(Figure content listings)
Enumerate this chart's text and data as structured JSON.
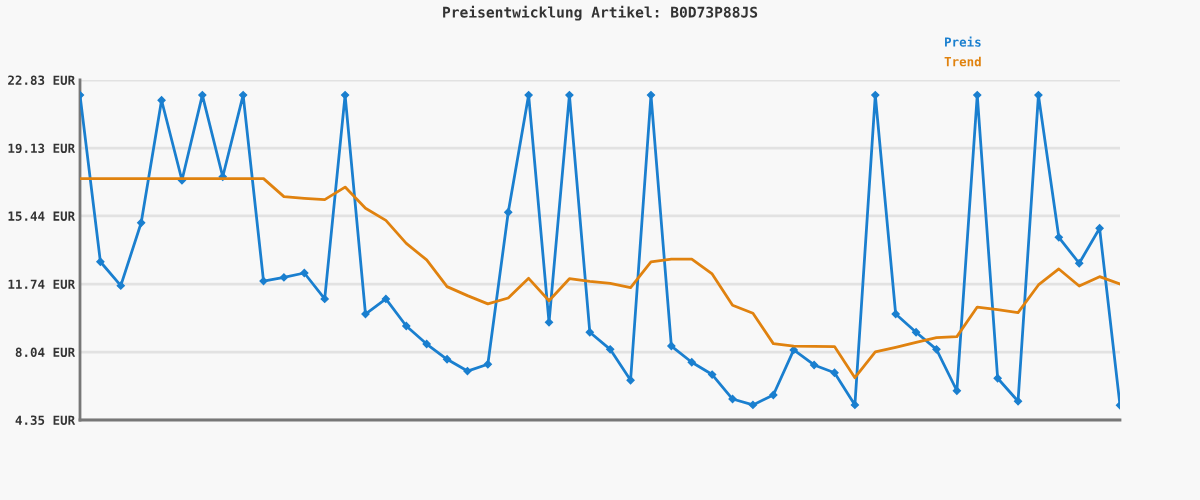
{
  "chart_data": {
    "type": "line",
    "title": "Preisentwicklung Artikel: B0D73P88JS",
    "categories": [
      null,
      null,
      null,
      null,
      null,
      null,
      null,
      null,
      null,
      null,
      null,
      null,
      null,
      null,
      null,
      null,
      null,
      null,
      null,
      null,
      null,
      null,
      null,
      null,
      null,
      null,
      null,
      null,
      null,
      null,
      null,
      null,
      null,
      null,
      null,
      null,
      null,
      null,
      null,
      null,
      null,
      null,
      null,
      null,
      null,
      null,
      null,
      null,
      null,
      null,
      null,
      null
    ],
    "series": [
      {
        "name": "Preis",
        "color": "#1a7fcf",
        "marker": "diamond",
        "values": [
          22.01,
          12.95,
          11.65,
          15.07,
          21.73,
          17.38,
          22.01,
          17.57,
          22.01,
          11.9,
          12.1,
          12.34,
          10.93,
          22.01,
          10.11,
          10.93,
          9.46,
          8.48,
          7.65,
          7.01,
          7.38,
          15.64,
          22.01,
          9.66,
          22.01,
          9.12,
          8.19,
          6.51,
          22.01,
          8.37,
          7.49,
          6.82,
          5.49,
          5.17,
          5.71,
          8.16,
          7.34,
          6.92,
          5.17,
          22.01,
          10.11,
          9.12,
          8.19,
          5.94,
          22.01,
          6.62,
          5.37,
          22.01,
          14.28,
          12.87,
          14.77,
          5.15
        ]
      },
      {
        "name": "Trend",
        "color": "#e0820f",
        "marker": "none",
        "values": [
          17.47,
          17.47,
          17.47,
          17.47,
          17.47,
          17.47,
          17.47,
          17.47,
          17.47,
          17.47,
          16.49,
          16.4,
          16.33,
          17.01,
          15.86,
          15.2,
          13.95,
          13.05,
          11.6,
          11.11,
          10.66,
          10.98,
          12.05,
          10.83,
          12.03,
          11.89,
          11.78,
          11.54,
          12.94,
          13.1,
          13.1,
          12.29,
          10.59,
          10.15,
          8.5,
          8.37,
          8.35,
          8.34,
          6.65,
          8.05,
          8.3,
          8.57,
          8.83,
          8.88,
          10.49,
          10.35,
          10.19,
          11.69,
          12.56,
          11.63,
          12.14,
          11.74
        ]
      }
    ],
    "ylim": [
      4.35,
      22.83
    ],
    "yticks": [
      {
        "value": 4.35,
        "label": "4.35 EUR"
      },
      {
        "value": 8.04,
        "label": "8.04 EUR"
      },
      {
        "value": 11.74,
        "label": "11.74 EUR"
      },
      {
        "value": 15.44,
        "label": "15.44 EUR"
      },
      {
        "value": 19.13,
        "label": "19.13 EUR"
      },
      {
        "value": 22.83,
        "label": "22.83 EUR"
      }
    ],
    "grid": "y",
    "legend": "top right",
    "line_style": "solid"
  }
}
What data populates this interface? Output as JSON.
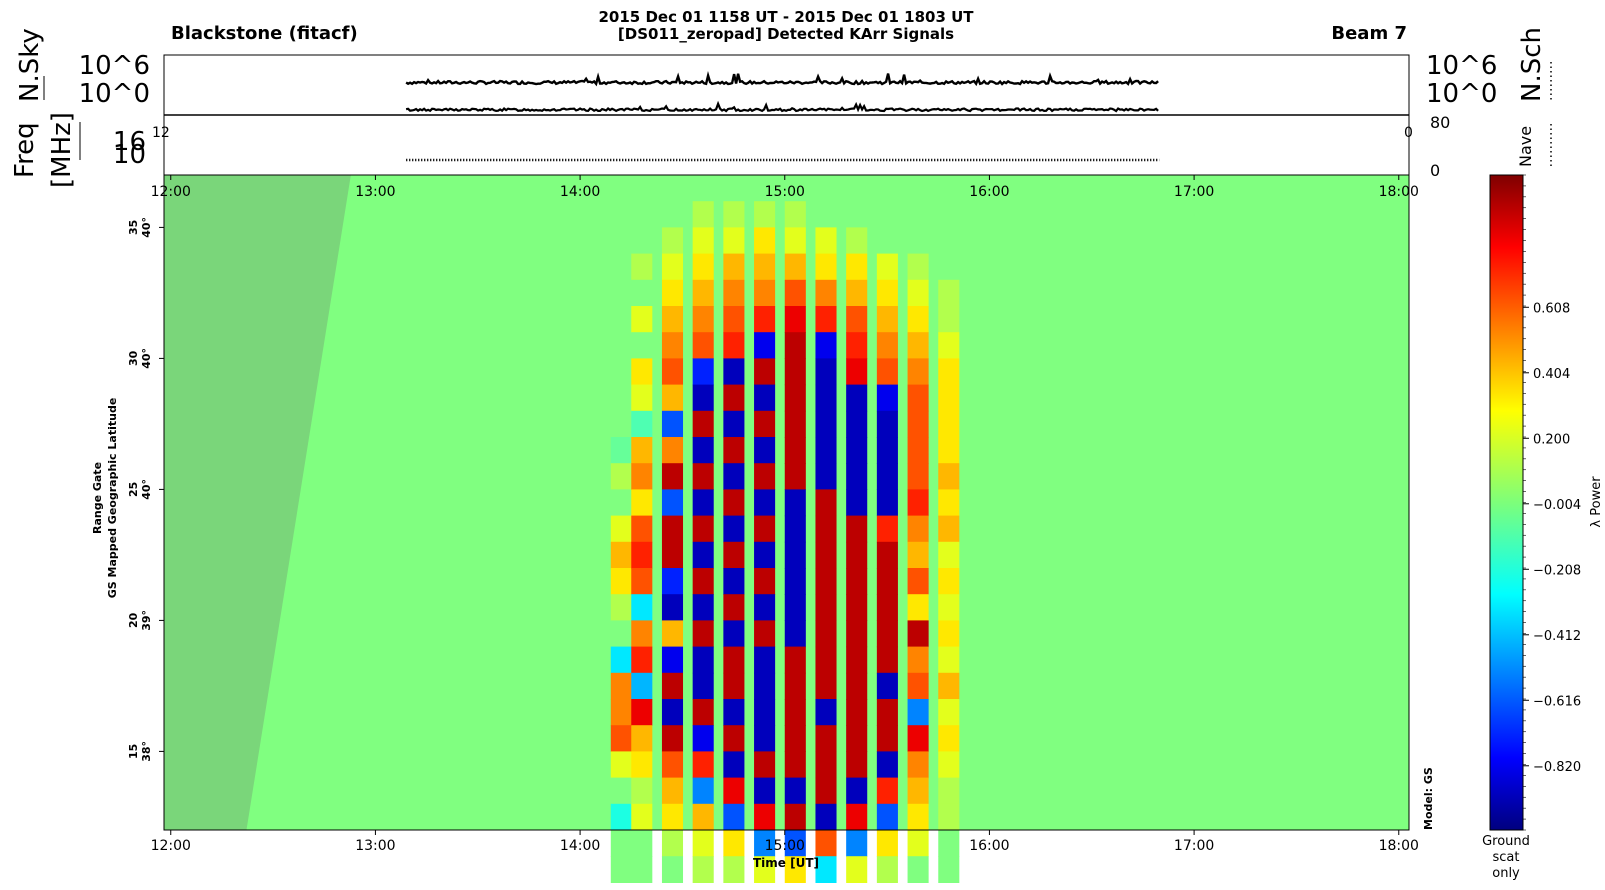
{
  "header": {
    "station": "Blackstone  (fitacf)",
    "title_line1": "2015 Dec 01 1158 UT - 2015 Dec 01 1803 UT",
    "title_line2": "[DS011_zeropad] Detected KArr Signals",
    "beam": "Beam 7"
  },
  "top_panel": {
    "left_label_a": "N.Sky",
    "left_label_b": "Freq",
    "left_label_c": "[MHz]",
    "left_ticks": [
      "10^6",
      "10^0"
    ],
    "right_ticks": [
      "10^6",
      "10^0"
    ],
    "right_label": "N.Sch",
    "freq_ticks": [
      "16",
      "10"
    ],
    "nave_label": "Nave",
    "nave_ticks": [
      "80",
      "0"
    ],
    "clip_left": "12",
    "clip_right": "0"
  },
  "main_panel": {
    "ylabel_line1": "Range Gate",
    "ylabel_line2": "GS Mapped Geographic Latitude",
    "xlabel": "Time [UT]",
    "model_label": "Model: GS",
    "ground_scat_label": [
      "Ground",
      "scat",
      "only"
    ]
  },
  "colorbar": {
    "label": "λ Power",
    "ticks": [
      0.608,
      0.404,
      0.2,
      -0.004,
      -0.208,
      -0.412,
      -0.616,
      -0.82
    ],
    "tick_labels": [
      "0.608",
      "0.404",
      "0.200",
      "−0.004",
      "−0.208",
      "−0.412",
      "−0.616",
      "−0.820"
    ],
    "range": [
      -1.02,
      1.02
    ]
  },
  "chart_data": {
    "type": "heatmap",
    "x_tick_labels": [
      "12:00",
      "13:00",
      "14:00",
      "15:00",
      "16:00",
      "17:00",
      "18:00"
    ],
    "x_ticks_hours": [
      12,
      13,
      14,
      15,
      16,
      17,
      18
    ],
    "xlim_hours": [
      11.967,
      18.05
    ],
    "y_ticks": [
      {
        "gate": 35,
        "lat": "40°"
      },
      {
        "gate": 30,
        "lat": "40°"
      },
      {
        "gate": 25,
        "lat": "40°"
      },
      {
        "gate": 20,
        "lat": "39°"
      },
      {
        "gate": 15,
        "lat": "38°"
      }
    ],
    "ylim_gates": [
      12.0,
      37.0
    ],
    "signal_columns": [
      {
        "t": 14.2,
        "values": [
          0,
          0,
          0,
          0,
          0,
          0,
          0,
          0,
          0,
          -0.05,
          0.1,
          0,
          0.2,
          0.4,
          0.3,
          0.1,
          0,
          -0.3,
          0.5,
          0.5,
          0.6,
          0.2,
          0,
          -0.2,
          0,
          0
        ]
      },
      {
        "t": 14.3,
        "values": [
          0,
          0,
          0.1,
          0,
          0.2,
          0,
          0.3,
          0.2,
          -0.1,
          0.4,
          0.5,
          0.3,
          0.6,
          0.7,
          0.6,
          -0.3,
          0.5,
          0.7,
          -0.4,
          0.8,
          0.4,
          0.3,
          0.1,
          0.2,
          0,
          0
        ]
      },
      {
        "t": 14.45,
        "values": [
          0,
          0.1,
          0.2,
          0.3,
          0.4,
          0.5,
          0.6,
          0.4,
          -0.6,
          0.5,
          0.9,
          -0.6,
          0.9,
          0.9,
          -0.7,
          -0.9,
          0.4,
          -0.8,
          0.9,
          -0.9,
          0.9,
          0.6,
          0.4,
          0.3,
          0.1,
          0
        ]
      },
      {
        "t": 14.6,
        "values": [
          0.1,
          0.2,
          0.3,
          0.4,
          0.5,
          0.6,
          -0.7,
          -0.9,
          0.9,
          -0.9,
          0.9,
          -0.9,
          0.9,
          -0.9,
          0.9,
          -0.9,
          0.9,
          -0.9,
          -0.9,
          0.9,
          -0.8,
          0.7,
          -0.5,
          0.4,
          0.2,
          0.1
        ]
      },
      {
        "t": 14.75,
        "values": [
          0.1,
          0.2,
          0.4,
          0.5,
          0.6,
          0.7,
          -0.9,
          0.9,
          -0.9,
          0.9,
          -0.9,
          0.9,
          -0.9,
          0.9,
          -0.9,
          0.9,
          -0.9,
          0.9,
          0.9,
          -0.9,
          0.9,
          -0.9,
          0.8,
          -0.6,
          0.3,
          0.1
        ]
      },
      {
        "t": 14.9,
        "values": [
          0.1,
          0.3,
          0.4,
          0.5,
          0.7,
          -0.8,
          0.9,
          -0.9,
          0.9,
          -0.9,
          0.9,
          -0.9,
          0.9,
          -0.9,
          0.9,
          -0.9,
          0.9,
          -0.9,
          -0.9,
          -0.9,
          -0.9,
          0.9,
          -0.9,
          0.8,
          -0.5,
          0.2
        ]
      },
      {
        "t": 15.05,
        "values": [
          0.1,
          0.2,
          0.4,
          0.6,
          0.8,
          0.9,
          0.9,
          0.9,
          0.9,
          0.9,
          0.9,
          -0.9,
          -0.9,
          -0.9,
          -0.9,
          -0.9,
          -0.9,
          0.9,
          0.9,
          0.9,
          0.9,
          0.9,
          -0.9,
          0.9,
          -0.6,
          0.3
        ]
      },
      {
        "t": 15.2,
        "values": [
          0,
          0.2,
          0.3,
          0.5,
          0.7,
          -0.8,
          -0.9,
          -0.9,
          -0.9,
          -0.9,
          -0.9,
          0.9,
          0.9,
          0.9,
          0.9,
          0.9,
          0.9,
          0.9,
          0.9,
          -0.9,
          0.9,
          0.9,
          0.9,
          -0.9,
          0.6,
          -0.3
        ]
      },
      {
        "t": 15.35,
        "values": [
          0,
          0.1,
          0.3,
          0.4,
          0.6,
          0.7,
          0.8,
          -0.9,
          -0.9,
          -0.9,
          -0.9,
          -0.9,
          0.9,
          0.9,
          0.9,
          0.9,
          0.9,
          0.9,
          0.9,
          0.9,
          0.9,
          0.9,
          -0.9,
          0.8,
          -0.5,
          0.2
        ]
      },
      {
        "t": 15.5,
        "values": [
          0,
          0,
          0.2,
          0.3,
          0.4,
          0.5,
          0.6,
          -0.8,
          -0.9,
          -0.9,
          -0.9,
          -0.9,
          0.7,
          0.9,
          0.9,
          0.9,
          0.9,
          0.9,
          -0.9,
          0.9,
          0.9,
          -0.9,
          0.7,
          -0.6,
          0.3,
          0.1
        ]
      },
      {
        "t": 15.65,
        "values": [
          0,
          0,
          0.1,
          0.2,
          0.3,
          0.4,
          0.5,
          0.6,
          0.6,
          0.6,
          0.6,
          0.7,
          0.5,
          0.4,
          0.6,
          0.3,
          0.9,
          0.5,
          0.6,
          -0.5,
          0.8,
          0.5,
          0.4,
          0.3,
          0.2,
          0
        ]
      },
      {
        "t": 15.8,
        "values": [
          0,
          0,
          0,
          0.1,
          0.1,
          0.2,
          0.3,
          0.3,
          0.3,
          0.3,
          0.4,
          0.3,
          0.4,
          0.2,
          0.3,
          0.2,
          0.3,
          0.2,
          0.4,
          0.2,
          0.3,
          0.2,
          0.1,
          0.1,
          0,
          0
        ]
      }
    ],
    "signal_gate_start": 36,
    "ground_scatter_region": {
      "gate_start": 12,
      "gate_end": 37,
      "t_end_at_bottom": 12.37,
      "t_end_at_top": 12.88
    },
    "panels": {
      "sky_noise": {
        "t_start": 13.15,
        "t_end": 16.83
      },
      "search_noise": {
        "t_start": 13.15,
        "t_end": 16.83
      },
      "nave": {
        "t_start": 13.15,
        "t_end": 16.83
      }
    }
  }
}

WORK INSTRUCTIONS: Pull out each line holding the string "this".

THE SOLUTION:
Enumerate this chart's text and data as structured JSON.
What data populates this interface? Output as JSON.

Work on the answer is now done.